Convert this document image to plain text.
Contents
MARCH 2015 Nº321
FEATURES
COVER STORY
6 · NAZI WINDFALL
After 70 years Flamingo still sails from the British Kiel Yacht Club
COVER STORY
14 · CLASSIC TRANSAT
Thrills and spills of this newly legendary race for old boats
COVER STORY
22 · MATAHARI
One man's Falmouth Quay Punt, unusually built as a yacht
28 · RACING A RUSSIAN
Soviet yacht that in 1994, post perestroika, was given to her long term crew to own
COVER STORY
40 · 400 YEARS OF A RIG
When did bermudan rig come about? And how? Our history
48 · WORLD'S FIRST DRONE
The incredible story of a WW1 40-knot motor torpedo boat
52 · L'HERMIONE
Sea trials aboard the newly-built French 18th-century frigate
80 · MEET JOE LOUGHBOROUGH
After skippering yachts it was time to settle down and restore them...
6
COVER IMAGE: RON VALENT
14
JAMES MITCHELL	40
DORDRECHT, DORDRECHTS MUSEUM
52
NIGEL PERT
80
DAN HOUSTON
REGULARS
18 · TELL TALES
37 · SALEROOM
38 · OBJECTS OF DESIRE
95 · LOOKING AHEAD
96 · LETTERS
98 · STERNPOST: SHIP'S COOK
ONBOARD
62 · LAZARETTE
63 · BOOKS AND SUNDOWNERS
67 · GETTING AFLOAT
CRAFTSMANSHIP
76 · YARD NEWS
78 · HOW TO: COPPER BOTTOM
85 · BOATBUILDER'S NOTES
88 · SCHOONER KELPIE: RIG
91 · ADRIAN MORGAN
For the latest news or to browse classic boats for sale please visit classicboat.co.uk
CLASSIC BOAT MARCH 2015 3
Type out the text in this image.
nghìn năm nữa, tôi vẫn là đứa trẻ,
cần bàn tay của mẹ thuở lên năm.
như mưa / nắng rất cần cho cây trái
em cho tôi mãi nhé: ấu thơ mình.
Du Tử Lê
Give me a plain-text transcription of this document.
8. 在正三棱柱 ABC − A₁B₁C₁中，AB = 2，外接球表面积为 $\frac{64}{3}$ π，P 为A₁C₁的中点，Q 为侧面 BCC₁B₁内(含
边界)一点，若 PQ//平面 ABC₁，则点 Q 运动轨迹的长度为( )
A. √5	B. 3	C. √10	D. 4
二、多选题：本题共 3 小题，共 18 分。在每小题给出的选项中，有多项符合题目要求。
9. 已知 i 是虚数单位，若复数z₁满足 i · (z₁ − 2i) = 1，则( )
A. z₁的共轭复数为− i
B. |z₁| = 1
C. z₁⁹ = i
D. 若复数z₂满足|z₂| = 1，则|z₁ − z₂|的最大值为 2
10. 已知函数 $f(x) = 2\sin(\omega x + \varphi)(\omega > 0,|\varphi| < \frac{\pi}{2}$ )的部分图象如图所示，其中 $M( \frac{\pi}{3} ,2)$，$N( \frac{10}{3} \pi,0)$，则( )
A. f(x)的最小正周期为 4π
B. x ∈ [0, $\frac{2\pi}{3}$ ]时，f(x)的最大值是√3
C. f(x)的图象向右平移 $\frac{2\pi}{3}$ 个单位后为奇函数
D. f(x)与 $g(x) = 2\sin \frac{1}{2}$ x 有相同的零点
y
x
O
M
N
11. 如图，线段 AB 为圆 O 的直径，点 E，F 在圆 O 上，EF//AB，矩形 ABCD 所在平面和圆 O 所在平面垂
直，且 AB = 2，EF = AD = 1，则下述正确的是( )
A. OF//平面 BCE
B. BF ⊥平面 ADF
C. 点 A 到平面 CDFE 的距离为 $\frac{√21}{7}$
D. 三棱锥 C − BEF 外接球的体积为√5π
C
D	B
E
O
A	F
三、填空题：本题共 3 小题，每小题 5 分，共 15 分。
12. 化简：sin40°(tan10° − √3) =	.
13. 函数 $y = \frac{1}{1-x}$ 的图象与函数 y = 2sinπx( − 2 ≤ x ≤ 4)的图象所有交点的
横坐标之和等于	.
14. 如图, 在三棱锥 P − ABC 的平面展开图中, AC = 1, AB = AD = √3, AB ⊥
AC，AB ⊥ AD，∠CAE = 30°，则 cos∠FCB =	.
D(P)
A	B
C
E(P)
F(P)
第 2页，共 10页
********************
Write each line above out exactly.

* FINAL RESULT
Convert this document image to plain text.
Contents
MARCH 2015 Nº321
FEATURES
COVER STORY
6 · NAZI WINDFALL
After 70 years Flamingo still sails from the British Kiel Yacht Club
COVER STORY
14 · CLASSIC TRANSAT
Thrills and spills of this newly legendary race for old boats
COVER STORY
22 · MATAHARI
One man's Falmouth Quay Punt, unusually built as a yacht
28 · RACING A RUSSIAN
Soviet yacht that in 1994, post perestroika, was given to her long term crew to own
COVER STORY
40 · 400 YEARS OF A RIG
When did bermudan rig come about? And how? Our history
48 · WORLD'S FIRST DRONE
The incredible story of a WW1 40-knot motor torpedo boat
52 · L'HERMIONE
Sea trials aboard the newly-built French 18th-century frigate
80 · MEET JOE LOUGHBOROUGH
After skippering yachts it was time to settle down and restore them...
6
COVER IMAGE: RON VALENT
14
JAMES MITCHELL	40
DORDRECHT, DORDRECHTS MUSEUM
52
NIGEL PERT
80
DAN HOUSTON
REGULARS
18 · TELL TALES
37 · SALEROOM
38 · OBJECTS OF DESIRE
95 · LOOKING AHEAD
96 · LETTERS
98 · STERNPOST: SHIP'S COOK
ONBOARD
62 · LAZARETTE
63 · BOOKS AND SUNDOWNERS
67 · GETTING AFLOAT
CRAFTSMANSHIP
76 · YARD NEWS
78 · HOW TO: COPPER BOTTOM
85 · BOATBUILDER'S NOTES
88 · SCHOONER KELPIE: RIG
91 · ADRIAN MORGAN
For the latest news or to browse classic boats for sale please visit classicboat.co.uk
CLASSIC BOAT MARCH 2015 3
Type out the text in this image.
nghìn năm nữa, tôi vẫn là đứa trẻ,
cần bàn tay của mẹ thuở lên năm.
như mưa / nắng rất cần cho cây trái
em cho tôi mãi nhé: ấu thơ mình.
Du Tử Lê
Give me a plain-text transcription of this document.
8. 在正三棱柱 ABC − A₁B₁C₁中，AB = 2，外接球表面积为 $\frac{64}{3}$ π，P 为A₁C₁的中点，Q 为侧面 BCC₁B₁内(含
边界)一点，若 PQ//平面 ABC₁，则点 Q 运动轨迹的长度为( )
A. √5	B. 3	C. √10	D. 4
二、多选题：本题共 3 小题，共 18 分。在每小题给出的选项中，有多项符合题目要求。
9. 已知 i 是虚数单位，若复数z₁满足 i · (z₁ − 2i) = 1，则( )
A. z₁的共轭复数为− i
B. |z₁| = 1
C. z₁⁹ = i
D. 若复数z₂满足|z₂| = 1，则|z₁ − z₂|的最大值为 2
10. 已知函数 $f(x) = 2\sin(\omega x + \varphi)(\omega > 0,|\varphi| < \frac{\pi}{2}$ )的部分图象如图所示，其中 $M( \frac{\pi}{3} ,2)$，$N( \frac{10}{3} \pi,0)$，则( )
A. f(x)的最小正周期为 4π
B. x ∈ [0, $\frac{2\pi}{3}$ ]时，f(x)的最大值是√3
C. f(x)的图象向右平移 $\frac{2\pi}{3}$ 个单位后为奇函数
D. f(x)与 $g(x) = 2\sin \frac{1}{2}$ x 有相同的零点
y
x
O
M
N
11. 如图，线段 AB 为圆 O 的直径，点 E，F 在圆 O 上，EF//AB，矩形 ABCD 所在平面和圆 O 所在平面垂
直，且 AB = 2，EF = AD = 1，则下述正确的是( )
A. OF//平面 BCE
B. BF ⊥平面 ADF
C. 点 A 到平面 CDFE 的距离为 $\frac{√21}{7}$
D. 三棱锥 C − BEF 外接球的体积为√5π
C
D	B
E
O
A	F
三、填空题：本题共 3 小题，每小题 5 分，共 15 分。
12. 化简：sin40°(tan10° − √3) =	.
13. 函数 $y = \frac{1}{1-x}$ 的图象与函数 y = 2sinπx( − 2 ≤ x ≤ 4)的图象所有交点的
横坐标之和等于	.
14. 如图, 在三棱锥 P − ABC 的平面展开图中, AC = 1, AB = AD = √3, AB ⊥
AC，AB ⊥ AD，∠CAE = 30°，则 cos∠FCB =	.
D(P)
A	B
C
E(P)
F(P)
第 2页，共 10页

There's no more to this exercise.